Write out the part of the material that opens with the line containing "Detect and localize" and closes with the line containing "equation-reaction-substituted: = 300", both of those lines included.

[BEGIN Working data]

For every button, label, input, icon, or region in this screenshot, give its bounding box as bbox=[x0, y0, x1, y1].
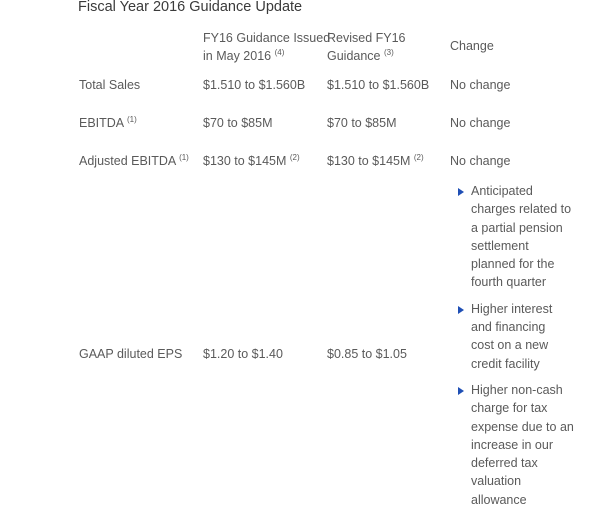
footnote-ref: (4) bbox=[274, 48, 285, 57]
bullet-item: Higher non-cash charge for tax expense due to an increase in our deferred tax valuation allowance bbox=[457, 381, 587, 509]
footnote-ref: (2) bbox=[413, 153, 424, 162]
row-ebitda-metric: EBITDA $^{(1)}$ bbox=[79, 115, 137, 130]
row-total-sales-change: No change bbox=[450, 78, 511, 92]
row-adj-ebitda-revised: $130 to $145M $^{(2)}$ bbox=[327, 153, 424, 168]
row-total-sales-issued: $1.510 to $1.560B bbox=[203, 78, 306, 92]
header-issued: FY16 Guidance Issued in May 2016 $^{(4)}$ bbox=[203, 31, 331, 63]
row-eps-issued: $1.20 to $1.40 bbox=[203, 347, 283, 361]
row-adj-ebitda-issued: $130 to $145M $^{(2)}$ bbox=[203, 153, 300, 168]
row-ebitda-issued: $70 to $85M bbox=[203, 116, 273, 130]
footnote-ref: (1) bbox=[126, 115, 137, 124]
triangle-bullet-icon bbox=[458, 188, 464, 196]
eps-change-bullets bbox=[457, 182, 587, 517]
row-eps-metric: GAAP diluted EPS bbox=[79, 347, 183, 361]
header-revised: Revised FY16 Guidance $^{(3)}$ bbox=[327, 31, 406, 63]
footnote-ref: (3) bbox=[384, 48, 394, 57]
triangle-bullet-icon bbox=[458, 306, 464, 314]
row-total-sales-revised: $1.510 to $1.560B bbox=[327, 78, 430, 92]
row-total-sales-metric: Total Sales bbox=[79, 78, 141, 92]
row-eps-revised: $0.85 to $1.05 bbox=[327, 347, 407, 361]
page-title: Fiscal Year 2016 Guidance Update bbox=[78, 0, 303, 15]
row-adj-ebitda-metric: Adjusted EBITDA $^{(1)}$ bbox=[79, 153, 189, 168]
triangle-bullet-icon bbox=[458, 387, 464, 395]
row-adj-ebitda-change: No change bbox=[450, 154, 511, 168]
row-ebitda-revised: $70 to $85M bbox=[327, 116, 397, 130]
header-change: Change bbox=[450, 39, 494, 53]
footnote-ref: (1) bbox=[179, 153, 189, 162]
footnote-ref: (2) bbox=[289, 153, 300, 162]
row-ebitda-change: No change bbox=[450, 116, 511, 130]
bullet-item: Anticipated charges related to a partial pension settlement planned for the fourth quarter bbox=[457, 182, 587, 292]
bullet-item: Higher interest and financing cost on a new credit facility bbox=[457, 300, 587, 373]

[END Working data]
[BEGIN Working data]

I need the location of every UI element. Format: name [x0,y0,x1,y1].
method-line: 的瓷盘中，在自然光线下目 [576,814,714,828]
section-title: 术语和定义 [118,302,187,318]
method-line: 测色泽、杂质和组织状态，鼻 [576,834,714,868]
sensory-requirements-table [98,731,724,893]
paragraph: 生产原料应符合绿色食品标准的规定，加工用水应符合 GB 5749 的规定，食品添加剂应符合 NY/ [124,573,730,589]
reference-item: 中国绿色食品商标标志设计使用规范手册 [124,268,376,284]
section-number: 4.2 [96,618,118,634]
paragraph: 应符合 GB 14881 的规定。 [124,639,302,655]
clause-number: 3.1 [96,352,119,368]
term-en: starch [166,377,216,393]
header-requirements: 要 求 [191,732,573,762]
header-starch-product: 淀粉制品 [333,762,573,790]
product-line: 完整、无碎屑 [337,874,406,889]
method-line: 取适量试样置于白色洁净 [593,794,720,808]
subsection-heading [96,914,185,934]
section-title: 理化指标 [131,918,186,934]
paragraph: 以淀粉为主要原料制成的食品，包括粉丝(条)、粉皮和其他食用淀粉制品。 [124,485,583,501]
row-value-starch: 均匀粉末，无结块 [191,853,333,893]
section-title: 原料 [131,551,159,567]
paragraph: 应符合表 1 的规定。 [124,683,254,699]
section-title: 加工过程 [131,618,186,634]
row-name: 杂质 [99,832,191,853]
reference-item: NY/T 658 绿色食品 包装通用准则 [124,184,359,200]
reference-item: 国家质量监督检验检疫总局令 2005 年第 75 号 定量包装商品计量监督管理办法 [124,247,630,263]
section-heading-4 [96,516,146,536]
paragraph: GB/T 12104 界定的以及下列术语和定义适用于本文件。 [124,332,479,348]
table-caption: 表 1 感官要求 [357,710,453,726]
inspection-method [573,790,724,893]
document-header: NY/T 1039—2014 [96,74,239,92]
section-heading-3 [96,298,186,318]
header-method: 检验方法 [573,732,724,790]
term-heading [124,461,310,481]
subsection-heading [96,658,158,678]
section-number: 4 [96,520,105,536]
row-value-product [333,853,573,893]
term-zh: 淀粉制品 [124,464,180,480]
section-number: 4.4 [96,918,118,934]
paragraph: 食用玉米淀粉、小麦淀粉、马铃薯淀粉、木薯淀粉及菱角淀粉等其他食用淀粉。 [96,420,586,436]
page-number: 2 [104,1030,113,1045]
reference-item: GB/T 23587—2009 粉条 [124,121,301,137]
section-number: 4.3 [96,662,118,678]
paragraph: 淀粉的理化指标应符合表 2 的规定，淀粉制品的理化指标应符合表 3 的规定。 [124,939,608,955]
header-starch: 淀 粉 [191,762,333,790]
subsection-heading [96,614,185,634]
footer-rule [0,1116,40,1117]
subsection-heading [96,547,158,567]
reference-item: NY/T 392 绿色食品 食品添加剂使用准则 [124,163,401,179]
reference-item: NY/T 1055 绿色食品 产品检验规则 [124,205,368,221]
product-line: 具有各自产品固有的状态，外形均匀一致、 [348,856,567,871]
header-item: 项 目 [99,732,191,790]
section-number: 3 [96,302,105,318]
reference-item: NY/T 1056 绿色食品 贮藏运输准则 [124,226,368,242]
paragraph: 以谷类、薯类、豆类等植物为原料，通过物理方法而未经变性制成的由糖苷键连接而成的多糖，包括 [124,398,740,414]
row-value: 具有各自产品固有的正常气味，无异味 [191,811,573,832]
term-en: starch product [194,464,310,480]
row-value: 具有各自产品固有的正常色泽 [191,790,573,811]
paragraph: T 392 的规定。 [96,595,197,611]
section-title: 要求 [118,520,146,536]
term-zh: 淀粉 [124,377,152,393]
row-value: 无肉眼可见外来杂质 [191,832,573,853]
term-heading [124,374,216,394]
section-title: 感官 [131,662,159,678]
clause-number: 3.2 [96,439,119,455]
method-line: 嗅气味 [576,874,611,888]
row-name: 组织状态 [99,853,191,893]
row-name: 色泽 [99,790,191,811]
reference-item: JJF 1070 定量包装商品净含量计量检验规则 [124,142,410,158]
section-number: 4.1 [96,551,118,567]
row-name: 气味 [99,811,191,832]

[END Working data]
[BEGIN Working data]

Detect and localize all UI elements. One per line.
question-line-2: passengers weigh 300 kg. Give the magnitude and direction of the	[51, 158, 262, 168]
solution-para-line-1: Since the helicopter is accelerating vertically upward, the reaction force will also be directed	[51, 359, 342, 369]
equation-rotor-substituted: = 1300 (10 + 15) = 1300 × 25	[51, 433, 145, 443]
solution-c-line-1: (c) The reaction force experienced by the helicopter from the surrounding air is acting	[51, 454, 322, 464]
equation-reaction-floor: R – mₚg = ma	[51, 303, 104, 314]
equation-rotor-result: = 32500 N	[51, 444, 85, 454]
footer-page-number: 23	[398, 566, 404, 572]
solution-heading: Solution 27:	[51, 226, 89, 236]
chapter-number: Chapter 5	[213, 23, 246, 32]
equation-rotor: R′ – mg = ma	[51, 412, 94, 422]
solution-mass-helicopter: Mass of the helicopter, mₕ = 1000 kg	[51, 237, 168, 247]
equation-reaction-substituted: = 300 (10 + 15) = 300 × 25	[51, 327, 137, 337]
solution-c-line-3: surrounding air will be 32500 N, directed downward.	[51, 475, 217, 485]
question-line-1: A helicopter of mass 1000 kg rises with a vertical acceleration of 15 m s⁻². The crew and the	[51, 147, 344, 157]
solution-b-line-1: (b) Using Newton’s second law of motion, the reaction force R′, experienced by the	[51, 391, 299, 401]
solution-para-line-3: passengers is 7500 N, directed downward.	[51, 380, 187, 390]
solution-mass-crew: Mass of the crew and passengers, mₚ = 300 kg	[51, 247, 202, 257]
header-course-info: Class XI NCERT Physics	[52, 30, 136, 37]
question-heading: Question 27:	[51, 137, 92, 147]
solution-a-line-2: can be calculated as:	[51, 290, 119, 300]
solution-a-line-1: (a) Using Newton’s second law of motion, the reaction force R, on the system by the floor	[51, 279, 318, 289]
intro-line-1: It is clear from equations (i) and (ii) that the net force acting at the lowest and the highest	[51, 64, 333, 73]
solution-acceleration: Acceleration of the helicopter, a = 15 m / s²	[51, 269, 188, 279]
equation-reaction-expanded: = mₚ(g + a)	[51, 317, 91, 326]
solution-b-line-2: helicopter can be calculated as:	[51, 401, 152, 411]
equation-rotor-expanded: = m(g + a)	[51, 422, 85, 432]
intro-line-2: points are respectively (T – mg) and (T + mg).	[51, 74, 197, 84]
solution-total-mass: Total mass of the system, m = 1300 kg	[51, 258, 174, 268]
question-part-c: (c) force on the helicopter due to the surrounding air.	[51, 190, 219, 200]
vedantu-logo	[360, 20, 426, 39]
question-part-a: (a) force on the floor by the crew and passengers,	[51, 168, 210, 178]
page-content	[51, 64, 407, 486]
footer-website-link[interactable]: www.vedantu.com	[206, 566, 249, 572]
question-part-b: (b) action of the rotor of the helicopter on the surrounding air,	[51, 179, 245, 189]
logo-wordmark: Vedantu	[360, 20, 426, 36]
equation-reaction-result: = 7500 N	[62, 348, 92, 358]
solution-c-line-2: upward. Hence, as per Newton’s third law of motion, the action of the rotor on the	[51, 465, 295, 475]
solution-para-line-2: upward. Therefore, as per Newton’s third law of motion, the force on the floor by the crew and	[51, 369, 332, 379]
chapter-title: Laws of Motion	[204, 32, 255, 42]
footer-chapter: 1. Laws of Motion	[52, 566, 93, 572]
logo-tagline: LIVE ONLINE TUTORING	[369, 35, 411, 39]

[END Working data]

* [Task solution]
Detect and localize all UI elements. One per line.
question-line-2: passengers weigh 300 kg. Give the magnitude and direction of the	[51, 158, 262, 168]
solution-para-line-1: Since the helicopter is accelerating vertically upward, the reaction force will also be directed	[51, 359, 342, 369]
equation-rotor-substituted: = 1300 (10 + 15) = 1300 × 25	[51, 433, 145, 443]
solution-c-line-1: (c) The reaction force experienced by the helicopter from the surrounding air is acting	[51, 454, 322, 464]
equation-reaction-floor: R – mₚg = ma	[51, 303, 104, 314]
equation-rotor-result: = 32500 N	[51, 444, 85, 454]
footer-page-number: 23	[398, 566, 404, 572]
solution-heading: Solution 27:	[51, 226, 89, 236]
chapter-number: Chapter 5	[213, 23, 246, 32]
equation-rotor: R′ – mg = ma	[51, 412, 94, 422]
solution-mass-helicopter: Mass of the helicopter, mₕ = 1000 kg	[51, 237, 168, 247]
equation-reaction-substituted: = 300 (10 + 15) = 300 × 25	[51, 327, 137, 337]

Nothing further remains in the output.